§ **Description of the task**
Tell how many lines of the data include the word "criminals". Nothing but the number belongs in the answer.

§ **Supplied data**
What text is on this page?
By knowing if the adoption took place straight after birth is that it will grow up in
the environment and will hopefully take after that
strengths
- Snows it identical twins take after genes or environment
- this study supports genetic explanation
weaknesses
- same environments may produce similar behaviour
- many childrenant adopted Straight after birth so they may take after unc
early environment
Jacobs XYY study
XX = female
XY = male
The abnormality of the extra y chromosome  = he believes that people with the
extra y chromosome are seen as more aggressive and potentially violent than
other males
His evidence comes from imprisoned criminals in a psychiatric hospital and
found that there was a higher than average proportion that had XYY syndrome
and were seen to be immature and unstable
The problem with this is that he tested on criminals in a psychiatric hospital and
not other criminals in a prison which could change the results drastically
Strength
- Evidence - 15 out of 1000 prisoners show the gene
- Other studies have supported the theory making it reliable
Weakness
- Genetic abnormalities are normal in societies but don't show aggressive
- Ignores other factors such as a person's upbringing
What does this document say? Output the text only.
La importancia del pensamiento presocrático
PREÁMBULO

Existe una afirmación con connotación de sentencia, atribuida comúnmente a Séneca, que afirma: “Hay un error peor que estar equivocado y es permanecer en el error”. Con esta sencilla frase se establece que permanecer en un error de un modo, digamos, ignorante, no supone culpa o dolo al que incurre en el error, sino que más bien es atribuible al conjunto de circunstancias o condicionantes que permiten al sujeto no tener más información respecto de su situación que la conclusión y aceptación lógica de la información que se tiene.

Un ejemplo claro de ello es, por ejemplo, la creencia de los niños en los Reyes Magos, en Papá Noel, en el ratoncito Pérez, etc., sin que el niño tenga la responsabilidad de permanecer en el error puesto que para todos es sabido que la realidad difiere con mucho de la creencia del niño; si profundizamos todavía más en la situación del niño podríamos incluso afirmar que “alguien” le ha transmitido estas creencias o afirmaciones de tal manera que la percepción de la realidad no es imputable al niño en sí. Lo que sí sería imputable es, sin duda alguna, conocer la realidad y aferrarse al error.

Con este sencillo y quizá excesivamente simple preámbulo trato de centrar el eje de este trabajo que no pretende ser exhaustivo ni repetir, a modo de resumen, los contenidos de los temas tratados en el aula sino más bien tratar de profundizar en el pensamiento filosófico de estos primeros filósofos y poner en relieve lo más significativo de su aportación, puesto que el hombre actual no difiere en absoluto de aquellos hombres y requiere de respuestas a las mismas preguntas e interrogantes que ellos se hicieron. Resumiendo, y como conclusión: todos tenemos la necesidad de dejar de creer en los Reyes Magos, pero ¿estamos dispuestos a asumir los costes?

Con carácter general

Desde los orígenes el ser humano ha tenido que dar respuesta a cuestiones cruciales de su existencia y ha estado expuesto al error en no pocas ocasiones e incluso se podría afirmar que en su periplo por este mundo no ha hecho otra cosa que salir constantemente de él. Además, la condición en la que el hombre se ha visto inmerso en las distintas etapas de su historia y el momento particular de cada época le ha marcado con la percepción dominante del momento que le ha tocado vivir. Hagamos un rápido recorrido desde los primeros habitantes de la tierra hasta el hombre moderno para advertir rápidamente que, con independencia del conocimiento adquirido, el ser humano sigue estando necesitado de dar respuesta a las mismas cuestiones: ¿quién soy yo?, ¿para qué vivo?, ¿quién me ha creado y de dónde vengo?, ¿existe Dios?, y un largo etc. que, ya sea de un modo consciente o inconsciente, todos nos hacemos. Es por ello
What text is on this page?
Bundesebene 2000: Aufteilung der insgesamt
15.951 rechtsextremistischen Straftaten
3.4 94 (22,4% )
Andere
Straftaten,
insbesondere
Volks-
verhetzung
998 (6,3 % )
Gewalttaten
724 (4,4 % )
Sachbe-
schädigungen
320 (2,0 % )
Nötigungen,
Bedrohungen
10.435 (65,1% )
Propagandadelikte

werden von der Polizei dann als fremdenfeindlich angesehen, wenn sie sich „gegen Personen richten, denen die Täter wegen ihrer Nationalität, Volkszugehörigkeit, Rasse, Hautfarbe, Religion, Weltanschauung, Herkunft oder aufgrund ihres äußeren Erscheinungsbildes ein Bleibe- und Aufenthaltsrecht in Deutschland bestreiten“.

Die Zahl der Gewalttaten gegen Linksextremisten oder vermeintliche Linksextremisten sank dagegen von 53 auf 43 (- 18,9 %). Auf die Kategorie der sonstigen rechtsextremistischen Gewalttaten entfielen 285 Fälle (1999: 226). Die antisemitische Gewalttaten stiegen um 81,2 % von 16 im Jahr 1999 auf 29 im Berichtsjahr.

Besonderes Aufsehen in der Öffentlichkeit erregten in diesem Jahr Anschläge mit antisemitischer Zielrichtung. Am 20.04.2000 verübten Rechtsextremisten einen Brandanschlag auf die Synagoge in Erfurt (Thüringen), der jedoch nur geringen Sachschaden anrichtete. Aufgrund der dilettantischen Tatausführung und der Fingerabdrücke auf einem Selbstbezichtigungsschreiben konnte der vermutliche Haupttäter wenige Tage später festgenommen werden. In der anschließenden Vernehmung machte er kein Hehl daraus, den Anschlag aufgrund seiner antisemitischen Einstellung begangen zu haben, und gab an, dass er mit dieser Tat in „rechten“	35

§ **Task response**
3